● Available data:
::::

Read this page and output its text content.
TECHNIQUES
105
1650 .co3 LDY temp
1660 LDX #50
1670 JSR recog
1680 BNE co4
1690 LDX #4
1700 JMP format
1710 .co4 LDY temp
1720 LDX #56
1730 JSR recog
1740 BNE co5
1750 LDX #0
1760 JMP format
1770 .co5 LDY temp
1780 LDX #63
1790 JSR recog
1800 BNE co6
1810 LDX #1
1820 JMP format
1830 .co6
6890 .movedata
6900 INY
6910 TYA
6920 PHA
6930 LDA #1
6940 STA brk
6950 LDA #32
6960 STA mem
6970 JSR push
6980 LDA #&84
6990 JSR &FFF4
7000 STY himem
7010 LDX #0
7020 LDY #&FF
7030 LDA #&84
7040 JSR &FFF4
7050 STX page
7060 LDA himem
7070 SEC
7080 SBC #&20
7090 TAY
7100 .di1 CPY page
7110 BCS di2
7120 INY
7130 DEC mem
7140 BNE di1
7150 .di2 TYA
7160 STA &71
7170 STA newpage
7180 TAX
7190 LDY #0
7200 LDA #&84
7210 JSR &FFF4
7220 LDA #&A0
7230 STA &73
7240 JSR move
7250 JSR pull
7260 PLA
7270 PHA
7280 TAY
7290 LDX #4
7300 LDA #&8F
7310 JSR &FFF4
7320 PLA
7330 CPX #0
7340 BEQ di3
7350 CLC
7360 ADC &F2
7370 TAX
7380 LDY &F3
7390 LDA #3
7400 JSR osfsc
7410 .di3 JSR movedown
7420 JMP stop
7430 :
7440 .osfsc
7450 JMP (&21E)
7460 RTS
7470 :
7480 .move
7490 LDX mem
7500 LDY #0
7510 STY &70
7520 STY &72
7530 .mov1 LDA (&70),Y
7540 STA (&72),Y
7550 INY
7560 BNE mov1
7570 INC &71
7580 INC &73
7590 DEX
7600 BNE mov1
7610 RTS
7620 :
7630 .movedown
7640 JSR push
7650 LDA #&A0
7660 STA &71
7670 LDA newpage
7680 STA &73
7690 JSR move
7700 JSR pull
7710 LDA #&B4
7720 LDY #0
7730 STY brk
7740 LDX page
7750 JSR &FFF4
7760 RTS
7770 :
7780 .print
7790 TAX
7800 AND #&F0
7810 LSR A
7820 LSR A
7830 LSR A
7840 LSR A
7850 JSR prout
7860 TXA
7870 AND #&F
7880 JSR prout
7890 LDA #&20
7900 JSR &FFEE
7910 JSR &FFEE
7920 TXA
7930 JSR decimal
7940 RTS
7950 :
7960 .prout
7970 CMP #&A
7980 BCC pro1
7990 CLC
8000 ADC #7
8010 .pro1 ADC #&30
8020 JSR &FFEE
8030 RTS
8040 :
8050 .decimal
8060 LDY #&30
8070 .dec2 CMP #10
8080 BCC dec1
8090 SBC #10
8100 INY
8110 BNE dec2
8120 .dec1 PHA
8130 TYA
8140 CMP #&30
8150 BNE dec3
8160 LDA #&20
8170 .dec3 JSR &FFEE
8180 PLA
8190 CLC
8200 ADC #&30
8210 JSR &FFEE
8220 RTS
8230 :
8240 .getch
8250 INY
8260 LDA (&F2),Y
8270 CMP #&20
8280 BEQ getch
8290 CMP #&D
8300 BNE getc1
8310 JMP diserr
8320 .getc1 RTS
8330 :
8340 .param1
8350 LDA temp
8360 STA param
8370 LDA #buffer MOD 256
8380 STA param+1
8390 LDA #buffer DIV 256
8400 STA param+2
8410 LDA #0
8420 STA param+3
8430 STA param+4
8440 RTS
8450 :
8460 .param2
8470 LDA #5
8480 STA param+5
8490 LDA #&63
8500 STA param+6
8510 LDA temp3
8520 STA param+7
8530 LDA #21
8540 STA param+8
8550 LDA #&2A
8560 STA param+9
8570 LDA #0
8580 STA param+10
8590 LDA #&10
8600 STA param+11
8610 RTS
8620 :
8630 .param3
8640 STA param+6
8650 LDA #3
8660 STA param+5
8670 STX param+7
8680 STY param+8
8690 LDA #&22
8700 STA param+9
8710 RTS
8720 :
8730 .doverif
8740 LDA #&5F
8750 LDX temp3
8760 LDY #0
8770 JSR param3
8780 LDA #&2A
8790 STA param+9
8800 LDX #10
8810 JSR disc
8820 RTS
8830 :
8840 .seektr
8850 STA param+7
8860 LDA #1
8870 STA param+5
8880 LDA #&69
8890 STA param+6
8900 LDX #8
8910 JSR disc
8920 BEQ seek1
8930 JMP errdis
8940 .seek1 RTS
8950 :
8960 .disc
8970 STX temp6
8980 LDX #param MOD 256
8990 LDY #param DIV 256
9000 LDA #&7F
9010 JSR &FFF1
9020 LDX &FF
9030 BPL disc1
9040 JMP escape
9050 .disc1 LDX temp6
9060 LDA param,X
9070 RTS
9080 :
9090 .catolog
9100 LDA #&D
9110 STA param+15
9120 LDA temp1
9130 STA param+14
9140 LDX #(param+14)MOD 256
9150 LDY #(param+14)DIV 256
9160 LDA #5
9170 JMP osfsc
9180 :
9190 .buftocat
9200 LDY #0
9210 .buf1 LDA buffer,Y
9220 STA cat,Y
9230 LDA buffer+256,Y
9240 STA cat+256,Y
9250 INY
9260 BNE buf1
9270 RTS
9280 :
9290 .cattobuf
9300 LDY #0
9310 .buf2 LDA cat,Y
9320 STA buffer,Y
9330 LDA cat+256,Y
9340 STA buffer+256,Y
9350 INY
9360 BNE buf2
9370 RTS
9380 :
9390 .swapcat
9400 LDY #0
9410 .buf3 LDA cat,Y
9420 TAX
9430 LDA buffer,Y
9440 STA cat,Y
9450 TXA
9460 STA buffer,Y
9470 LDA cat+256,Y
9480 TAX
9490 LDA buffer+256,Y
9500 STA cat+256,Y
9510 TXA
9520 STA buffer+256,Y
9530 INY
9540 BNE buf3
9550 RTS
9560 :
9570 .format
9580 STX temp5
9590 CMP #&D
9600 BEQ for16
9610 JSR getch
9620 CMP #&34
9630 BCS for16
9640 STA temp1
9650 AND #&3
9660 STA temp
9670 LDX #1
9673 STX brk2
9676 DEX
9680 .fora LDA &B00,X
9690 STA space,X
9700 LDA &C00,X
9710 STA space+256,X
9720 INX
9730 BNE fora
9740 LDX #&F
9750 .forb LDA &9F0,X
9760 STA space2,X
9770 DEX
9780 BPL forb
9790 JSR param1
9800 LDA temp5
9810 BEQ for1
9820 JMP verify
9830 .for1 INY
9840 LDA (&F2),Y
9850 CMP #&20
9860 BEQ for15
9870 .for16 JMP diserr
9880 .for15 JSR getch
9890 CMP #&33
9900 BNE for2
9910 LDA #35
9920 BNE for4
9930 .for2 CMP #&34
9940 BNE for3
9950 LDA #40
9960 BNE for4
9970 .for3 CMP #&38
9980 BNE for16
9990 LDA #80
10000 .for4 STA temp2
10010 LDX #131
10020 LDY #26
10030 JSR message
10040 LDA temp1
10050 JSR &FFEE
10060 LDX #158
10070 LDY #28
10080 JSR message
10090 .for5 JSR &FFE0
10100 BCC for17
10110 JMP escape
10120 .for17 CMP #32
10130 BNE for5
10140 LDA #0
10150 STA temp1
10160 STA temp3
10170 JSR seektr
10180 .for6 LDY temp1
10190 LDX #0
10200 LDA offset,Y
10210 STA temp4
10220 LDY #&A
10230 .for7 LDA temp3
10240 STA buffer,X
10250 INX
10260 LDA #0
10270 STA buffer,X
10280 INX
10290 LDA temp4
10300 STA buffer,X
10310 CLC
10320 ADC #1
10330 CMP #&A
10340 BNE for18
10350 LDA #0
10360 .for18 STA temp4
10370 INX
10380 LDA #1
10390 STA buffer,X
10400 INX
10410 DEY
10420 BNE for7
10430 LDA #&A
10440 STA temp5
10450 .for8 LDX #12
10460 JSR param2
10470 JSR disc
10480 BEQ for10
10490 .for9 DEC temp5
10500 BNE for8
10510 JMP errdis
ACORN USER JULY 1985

::::

● Problem statement: Return all lines containing "movedown".

● Written answer:
7410 .di3 JSR movedown
7630 .movedown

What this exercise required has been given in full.